**EXERCISES TO COMPLETE**:
1 - From the electrostatic chuck passage, extract the words between "As shown in" and "in the region.", inclusive.
2 - Write what comes next in the electrostatic chuck passage, continuing from its final sentence.

**SELECTION**:
____________________
Each of the through holes 340 is a hole formed at a position which does not overlap with any of the through holes 310, 320, and 330 and the electrode terminal 121 described above. In other words, each of the through holes 340 is a hole formed at a position which does not overlap with any of the through holes (the gas holes 150 and the lift pin holes 160) formed in the dielectric substrate 100 and the electrode terminal 121 in a top view. A space formed inside each through hole 340 functions as a “heat insulating layer” that prevents heat transfer between the dielectric substrate 100 and the base plate 200. Hereinafter, the space formed inside each through hole 340 will also be notated as a “space 340”.

In the electrostatic chuck 10 according to the present embodiment, the space 340 which is a heat insulating layer is arranged in plurality in the joining layer 300 so that the in-plane temperature distribution of the substrate W during processing becomes uniform. For example, by arranging the space 340 in the joining layer 300 at a position within the substrate W to be directly under a portion at which a temperature tends to be low, since cooling due to the base plate 200 is suppressed directly above the position, the temperatures of the dielectric substrate 100 and the substrate W locally rise. Accordingly, the in-plane temperature distribution of the substrate W can be made nearly uniform.

A specific arrangement of the spaces 340 will be described. To make the arrangement of the spaces 340 clearer, in FIG. 3, illustration of the through holes 310, 320, and 330 is omitted and only the spaces 340 are illustrated as compared to FIG. 2.

In the present embodiment, the spaces 340 are formed in plurality in the joining layer 300 and all of the spaces 340 are circular spaces in a top view. In addition, the shapes of the respective spaces 340 are all the same.

Now, a proportion occupied by an area of the spaces 340 per unit area of the joining layer 300 will be defined as a “space proportion” when viewing from a direction perpendicular to the surface 110 which is a placement surface. While a size of the “unit area” is not particularly limited, an area more or less capable of including a plurality of a largest space 340 such as a region enclosed by a dotted line DL1 in FIG. 3 may be set as the “unit area” described above.

As shown in FIG. 3, in the present embodiment, the spaces 340 are not evenly arranged over the entire joining layer 300. Specifically, the plurality of spaces 340 are arranged so that the space proportion in a central part of the joining layer 300 becomes larger than the space proportion in an outer circumferential part of the joining layer 300. The “central part of the joining layer 300” refers to, for example, the region enclosed by the dotted line DL1 in FIG. 3 and the “outer circumferential part of the joining layer 300” refers to, for example, a region enclosed by a dotted line DL2 in FIG. 3. Sizes of the regions respectively enclosed by the dotted lines DL1 and DL2 are the same. The space proportion can also be described as, in a region enclosed by each dotted line, a proportion occupied by a total area of the spaces 340 included in the region.
____________________
Region annotation records
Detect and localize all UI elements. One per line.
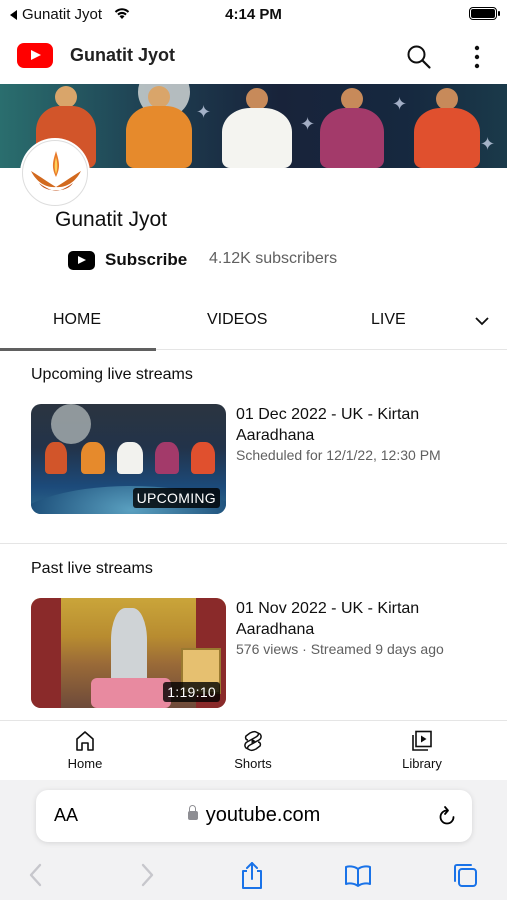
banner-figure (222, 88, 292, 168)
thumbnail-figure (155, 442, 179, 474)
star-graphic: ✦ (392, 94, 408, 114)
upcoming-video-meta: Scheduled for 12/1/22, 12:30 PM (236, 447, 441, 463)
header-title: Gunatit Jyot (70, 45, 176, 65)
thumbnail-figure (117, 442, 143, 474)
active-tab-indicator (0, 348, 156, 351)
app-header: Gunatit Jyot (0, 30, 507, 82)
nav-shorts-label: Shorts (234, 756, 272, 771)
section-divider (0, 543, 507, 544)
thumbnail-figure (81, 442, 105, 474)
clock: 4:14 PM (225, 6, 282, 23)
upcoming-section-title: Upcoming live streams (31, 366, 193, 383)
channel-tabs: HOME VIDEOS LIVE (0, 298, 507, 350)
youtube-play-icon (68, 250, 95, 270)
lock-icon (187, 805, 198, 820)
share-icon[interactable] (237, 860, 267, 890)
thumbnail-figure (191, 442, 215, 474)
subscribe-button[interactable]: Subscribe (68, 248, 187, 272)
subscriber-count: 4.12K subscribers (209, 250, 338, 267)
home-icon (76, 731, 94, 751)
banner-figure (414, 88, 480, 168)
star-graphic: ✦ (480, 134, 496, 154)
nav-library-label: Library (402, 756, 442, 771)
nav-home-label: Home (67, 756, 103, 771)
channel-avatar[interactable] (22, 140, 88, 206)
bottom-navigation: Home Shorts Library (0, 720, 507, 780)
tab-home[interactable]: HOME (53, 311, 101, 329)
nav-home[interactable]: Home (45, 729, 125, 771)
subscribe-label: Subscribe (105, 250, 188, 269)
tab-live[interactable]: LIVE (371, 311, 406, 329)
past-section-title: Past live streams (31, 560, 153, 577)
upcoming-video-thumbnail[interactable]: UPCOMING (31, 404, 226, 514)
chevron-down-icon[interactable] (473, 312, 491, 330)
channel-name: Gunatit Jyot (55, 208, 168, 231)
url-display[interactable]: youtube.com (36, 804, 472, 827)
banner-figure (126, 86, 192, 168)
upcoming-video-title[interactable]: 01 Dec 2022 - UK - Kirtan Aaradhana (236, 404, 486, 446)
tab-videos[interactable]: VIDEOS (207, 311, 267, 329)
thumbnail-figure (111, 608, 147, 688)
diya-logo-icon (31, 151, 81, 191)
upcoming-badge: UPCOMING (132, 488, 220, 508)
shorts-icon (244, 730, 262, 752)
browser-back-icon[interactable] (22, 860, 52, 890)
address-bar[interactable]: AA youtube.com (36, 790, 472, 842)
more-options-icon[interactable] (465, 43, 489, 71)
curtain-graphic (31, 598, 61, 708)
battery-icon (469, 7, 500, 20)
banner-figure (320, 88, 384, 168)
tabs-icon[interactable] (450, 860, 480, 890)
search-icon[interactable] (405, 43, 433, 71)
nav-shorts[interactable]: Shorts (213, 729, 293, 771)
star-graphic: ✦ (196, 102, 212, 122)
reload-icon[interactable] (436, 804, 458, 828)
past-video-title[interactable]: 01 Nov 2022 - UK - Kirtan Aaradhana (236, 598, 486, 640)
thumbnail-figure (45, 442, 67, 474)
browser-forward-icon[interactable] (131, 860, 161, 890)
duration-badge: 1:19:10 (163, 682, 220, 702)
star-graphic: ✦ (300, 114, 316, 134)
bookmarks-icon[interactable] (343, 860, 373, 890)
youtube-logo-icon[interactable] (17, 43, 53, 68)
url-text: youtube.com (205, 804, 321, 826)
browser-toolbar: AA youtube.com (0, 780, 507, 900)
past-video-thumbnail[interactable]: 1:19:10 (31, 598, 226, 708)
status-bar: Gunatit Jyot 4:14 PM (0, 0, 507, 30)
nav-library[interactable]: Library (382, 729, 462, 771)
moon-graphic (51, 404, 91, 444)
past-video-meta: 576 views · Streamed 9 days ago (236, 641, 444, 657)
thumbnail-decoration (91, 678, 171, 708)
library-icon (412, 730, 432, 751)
____________________
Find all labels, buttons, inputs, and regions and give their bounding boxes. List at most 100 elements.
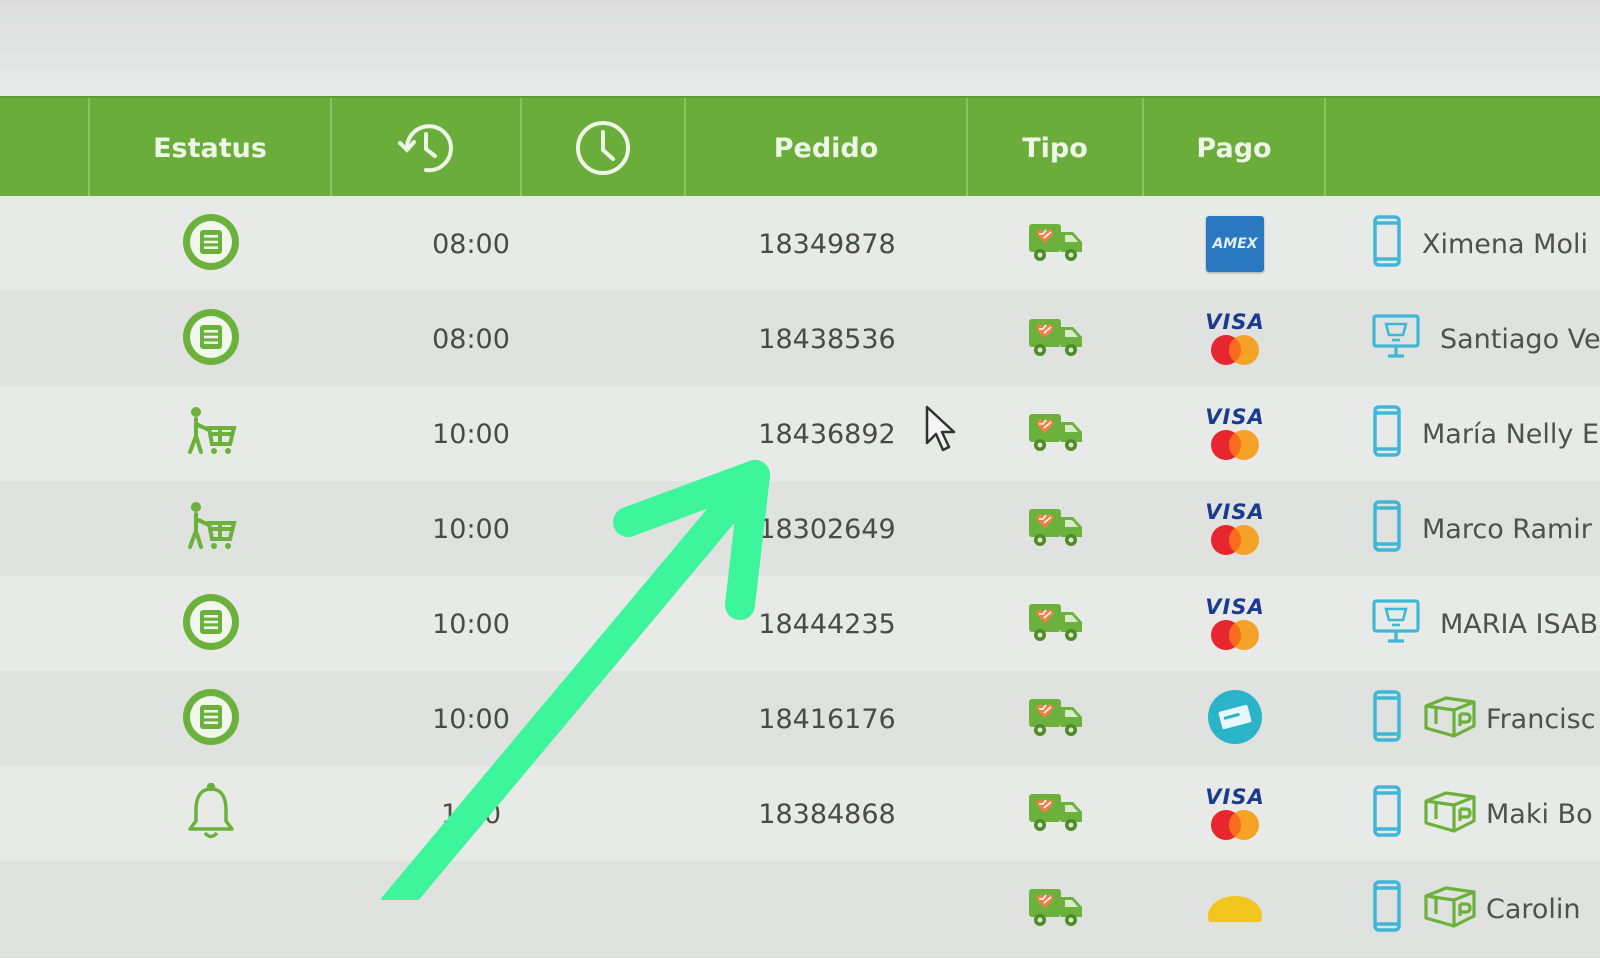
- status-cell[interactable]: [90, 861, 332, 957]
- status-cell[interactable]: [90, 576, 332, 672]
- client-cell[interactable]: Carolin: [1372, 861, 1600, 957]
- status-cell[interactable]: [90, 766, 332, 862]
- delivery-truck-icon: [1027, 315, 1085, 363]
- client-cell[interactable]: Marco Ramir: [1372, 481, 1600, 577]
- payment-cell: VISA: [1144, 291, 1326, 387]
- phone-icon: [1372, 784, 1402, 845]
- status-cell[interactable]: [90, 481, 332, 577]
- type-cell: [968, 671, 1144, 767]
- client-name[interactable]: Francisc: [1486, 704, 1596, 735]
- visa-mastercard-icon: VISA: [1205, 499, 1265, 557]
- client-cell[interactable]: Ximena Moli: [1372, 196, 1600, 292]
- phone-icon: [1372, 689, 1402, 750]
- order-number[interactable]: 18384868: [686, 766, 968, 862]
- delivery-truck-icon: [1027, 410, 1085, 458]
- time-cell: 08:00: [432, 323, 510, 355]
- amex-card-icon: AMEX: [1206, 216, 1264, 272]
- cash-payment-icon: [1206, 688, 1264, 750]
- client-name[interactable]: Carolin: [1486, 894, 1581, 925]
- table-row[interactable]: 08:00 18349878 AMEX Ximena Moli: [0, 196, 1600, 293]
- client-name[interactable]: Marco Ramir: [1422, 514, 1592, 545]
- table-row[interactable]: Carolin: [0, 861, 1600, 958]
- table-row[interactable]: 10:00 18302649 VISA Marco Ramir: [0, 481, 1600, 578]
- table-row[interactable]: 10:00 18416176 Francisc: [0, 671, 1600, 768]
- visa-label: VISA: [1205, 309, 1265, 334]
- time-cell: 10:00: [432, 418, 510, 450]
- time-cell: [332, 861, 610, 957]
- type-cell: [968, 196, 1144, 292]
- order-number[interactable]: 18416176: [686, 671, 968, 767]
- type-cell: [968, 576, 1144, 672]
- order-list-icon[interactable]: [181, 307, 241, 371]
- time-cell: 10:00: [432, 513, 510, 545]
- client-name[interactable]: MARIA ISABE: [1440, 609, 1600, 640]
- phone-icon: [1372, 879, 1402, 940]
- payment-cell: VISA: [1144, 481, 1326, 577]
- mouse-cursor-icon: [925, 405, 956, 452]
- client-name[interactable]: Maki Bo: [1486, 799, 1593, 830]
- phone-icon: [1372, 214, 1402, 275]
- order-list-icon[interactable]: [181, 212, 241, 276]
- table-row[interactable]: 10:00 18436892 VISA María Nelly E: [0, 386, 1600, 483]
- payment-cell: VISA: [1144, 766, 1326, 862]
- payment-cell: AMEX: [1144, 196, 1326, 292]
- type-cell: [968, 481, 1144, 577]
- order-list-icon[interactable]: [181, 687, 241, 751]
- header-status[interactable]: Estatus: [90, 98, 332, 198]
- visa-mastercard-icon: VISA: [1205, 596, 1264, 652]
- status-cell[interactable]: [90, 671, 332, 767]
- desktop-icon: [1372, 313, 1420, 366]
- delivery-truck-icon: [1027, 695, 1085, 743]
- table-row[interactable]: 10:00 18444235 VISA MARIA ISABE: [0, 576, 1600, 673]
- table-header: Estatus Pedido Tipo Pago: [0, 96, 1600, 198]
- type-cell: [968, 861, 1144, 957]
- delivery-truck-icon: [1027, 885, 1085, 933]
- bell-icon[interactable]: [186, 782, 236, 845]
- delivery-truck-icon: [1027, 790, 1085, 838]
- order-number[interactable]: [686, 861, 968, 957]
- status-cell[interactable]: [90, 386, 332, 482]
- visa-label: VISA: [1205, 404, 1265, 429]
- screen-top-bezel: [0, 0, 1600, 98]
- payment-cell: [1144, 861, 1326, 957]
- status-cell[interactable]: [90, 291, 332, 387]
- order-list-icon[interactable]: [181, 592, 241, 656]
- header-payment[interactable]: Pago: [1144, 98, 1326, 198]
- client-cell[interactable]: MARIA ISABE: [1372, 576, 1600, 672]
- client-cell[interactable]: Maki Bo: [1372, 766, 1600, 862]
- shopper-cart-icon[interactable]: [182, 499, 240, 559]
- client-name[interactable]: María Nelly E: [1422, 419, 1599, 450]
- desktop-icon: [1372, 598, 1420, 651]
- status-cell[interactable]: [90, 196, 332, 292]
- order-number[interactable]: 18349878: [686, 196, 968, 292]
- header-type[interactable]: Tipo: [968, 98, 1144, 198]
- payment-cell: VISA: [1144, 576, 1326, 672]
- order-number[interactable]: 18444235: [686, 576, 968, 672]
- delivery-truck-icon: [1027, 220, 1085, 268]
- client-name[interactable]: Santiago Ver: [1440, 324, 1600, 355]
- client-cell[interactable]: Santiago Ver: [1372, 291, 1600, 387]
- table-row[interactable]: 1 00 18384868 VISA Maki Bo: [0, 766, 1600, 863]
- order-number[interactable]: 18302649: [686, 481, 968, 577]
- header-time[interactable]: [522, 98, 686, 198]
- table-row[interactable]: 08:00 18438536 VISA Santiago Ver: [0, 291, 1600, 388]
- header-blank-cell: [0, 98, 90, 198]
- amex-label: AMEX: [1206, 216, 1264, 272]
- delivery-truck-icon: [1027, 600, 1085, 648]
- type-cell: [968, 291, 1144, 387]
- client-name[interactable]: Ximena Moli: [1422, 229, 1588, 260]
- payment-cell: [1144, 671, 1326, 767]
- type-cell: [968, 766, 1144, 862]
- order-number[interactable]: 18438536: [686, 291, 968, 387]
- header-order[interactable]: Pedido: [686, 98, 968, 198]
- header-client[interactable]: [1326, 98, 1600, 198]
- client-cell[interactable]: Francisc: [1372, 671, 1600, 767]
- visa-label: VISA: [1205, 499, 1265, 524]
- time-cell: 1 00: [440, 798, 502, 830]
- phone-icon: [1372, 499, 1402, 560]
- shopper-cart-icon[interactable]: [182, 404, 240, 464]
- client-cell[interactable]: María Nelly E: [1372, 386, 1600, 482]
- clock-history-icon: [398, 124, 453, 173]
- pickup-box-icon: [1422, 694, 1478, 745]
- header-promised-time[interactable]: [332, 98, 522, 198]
____________________
**ANSWERS TO THE TASKS**:
1 -
As shown in FIG. 3, in the present embodiment, the spaces 340 are not evenly arranged over the entire joining layer 300. Specifically, the plurality of spaces 340 are arranged so that the space proportion in a central part of the joining layer 300 becomes larger than the space proportion in an outer circumferential part of the joining layer 300. The “central part of the joining layer 300” refers to, for example, the region enclosed by the dotted line DL1 in FIG. 3 and the “outer circumferential part of the joining layer 300” refers to, for example, a region enclosed by a dotted line DL2 in FIG. 3. Sizes of the regions respectively enclosed by the dotted lines DL1 and DL2 are the same. The space proportion can also be described as, in a region enclosed by each dotted line, a proportion occupied by a total area of the spaces 340 included in the region.

2 -
In order to evenly perform processing such as film formation or etching over the entire substrate W, the in-plane temperature distribution of the substrate W is desirably made as uniform as possible during the processing. However, the outer circumferential part of the substrate W is less readily cooled by the electrostatic chuck 10 as compared to the central part of the substrate W and the temperature of the outer circumferential part tends to be higher than that of the central part. In other words, during processing of the substrate W, the temperature of the central part of the substrate W tends to be lower than that of the outer circumferential part of the substrate W.

In consideration thereof, in the electrostatic chuck 10 according to the present embodiment, the space proportion in the central part of the joining layer 300 is made larger than the space proportion in the outer circumferential part of the joining layer 300. Since the central part of the substrate W at which the temperature tends to become low is less readily cooled by the base plate 200 due to the arrangement of the spaces 340, the temperature of the central part rises to approach the temperature of the outer circumferential part. Accordingly, the in-plane temperature distribution of the substrate W can be made nearly uniform.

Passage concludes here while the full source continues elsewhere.